* [Provided entries]
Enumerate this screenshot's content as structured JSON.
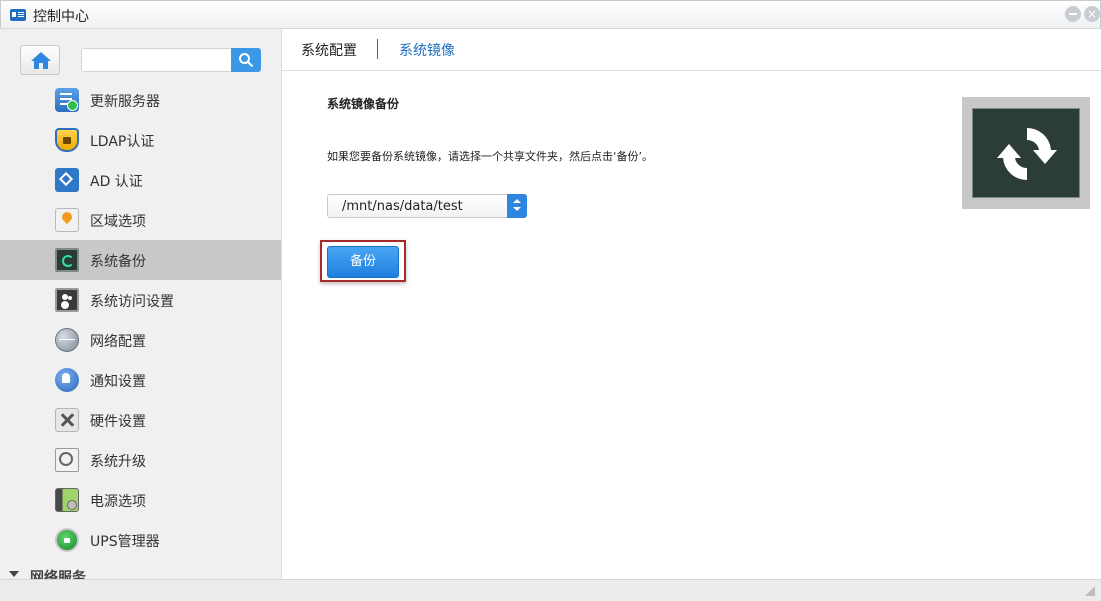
{
  "window": {
    "title": "控制中心",
    "close_glyph": "×"
  },
  "sidebar": {
    "search": {
      "placeholder": ""
    },
    "items": [
      {
        "label": "更新服务器",
        "icon": "update-server-icon"
      },
      {
        "label": "LDAP认证",
        "icon": "ldap-shield-icon"
      },
      {
        "label": "AD 认证",
        "icon": "ad-network-icon"
      },
      {
        "label": "区域选项",
        "icon": "region-pin-icon"
      },
      {
        "label": "系统备份",
        "icon": "system-backup-icon",
        "active": true
      },
      {
        "label": "系统访问设置",
        "icon": "access-users-icon"
      },
      {
        "label": "网络配置",
        "icon": "network-globe-icon"
      },
      {
        "label": "通知设置",
        "icon": "notification-bell-icon"
      },
      {
        "label": "硬件设置",
        "icon": "hardware-tools-icon"
      },
      {
        "label": "系统升级",
        "icon": "system-upgrade-icon"
      },
      {
        "label": "电源选项",
        "icon": "power-battery-icon"
      },
      {
        "label": "UPS管理器",
        "icon": "ups-manager-icon"
      }
    ],
    "section": "网络服务"
  },
  "tabs": [
    {
      "label": "系统配置",
      "active": false
    },
    {
      "label": "系统镜像",
      "active": true
    }
  ],
  "content": {
    "section_title": "系统镜像备份",
    "description": "如果您要备份系统镜像，请选择一个共享文件夹，然后点击‘备份’。",
    "folder_select": {
      "value": "/mnt/nas/data/test"
    },
    "backup_button": "备份"
  },
  "colors": {
    "accent": "#1e6fc2",
    "button": "#2f86e0",
    "highlight_frame": "#a52a2a",
    "sidebar_active": "#c8c8c8"
  }
}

* [Exercise brief]
Can you restate all the records above word for word while dropping the pictures?

* [Exercise solution]
Enumerate this screenshot's content as structured JSON.
{
  "window": {
    "title": "控制中心",
    "close_glyph": "×"
  },
  "sidebar": {
    "search": {
      "placeholder": ""
    },
    "items": [
      {
        "label": "更新服务器",
        "icon": "update-server-icon"
      },
      {
        "label": "LDAP认证",
        "icon": "ldap-shield-icon"
      },
      {
        "label": "AD 认证",
        "icon": "ad-network-icon"
      },
      {
        "label": "区域选项",
        "icon": "region-pin-icon"
      },
      {
        "label": "系统备份",
        "icon": "system-backup-icon",
        "active": true
      },
      {
        "label": "系统访问设置",
        "icon": "access-users-icon"
      },
      {
        "label": "网络配置",
        "icon": "network-globe-icon"
      },
      {
        "label": "通知设置",
        "icon": "notification-bell-icon"
      },
      {
        "label": "硬件设置",
        "icon": "hardware-tools-icon"
      },
      {
        "label": "系统升级",
        "icon": "system-upgrade-icon"
      },
      {
        "label": "电源选项",
        "icon": "power-battery-icon"
      },
      {
        "label": "UPS管理器",
        "icon": "ups-manager-icon"
      }
    ],
    "section": "网络服务"
  },
  "tabs": [
    {
      "label": "系统配置",
      "active": false
    },
    {
      "label": "系统镜像",
      "active": true
    }
  ],
  "content": {
    "section_title": "系统镜像备份",
    "description": "如果您要备份系统镜像，请选择一个共享文件夹，然后点击‘备份’。",
    "folder_select": {
      "value": "/mnt/nas/data/test"
    },
    "backup_button": "备份"
  },
  "colors": {
    "accent": "#1e6fc2",
    "button": "#2f86e0",
    "highlight_frame": "#a52a2a",
    "sidebar_active": "#c8c8c8"
  }
}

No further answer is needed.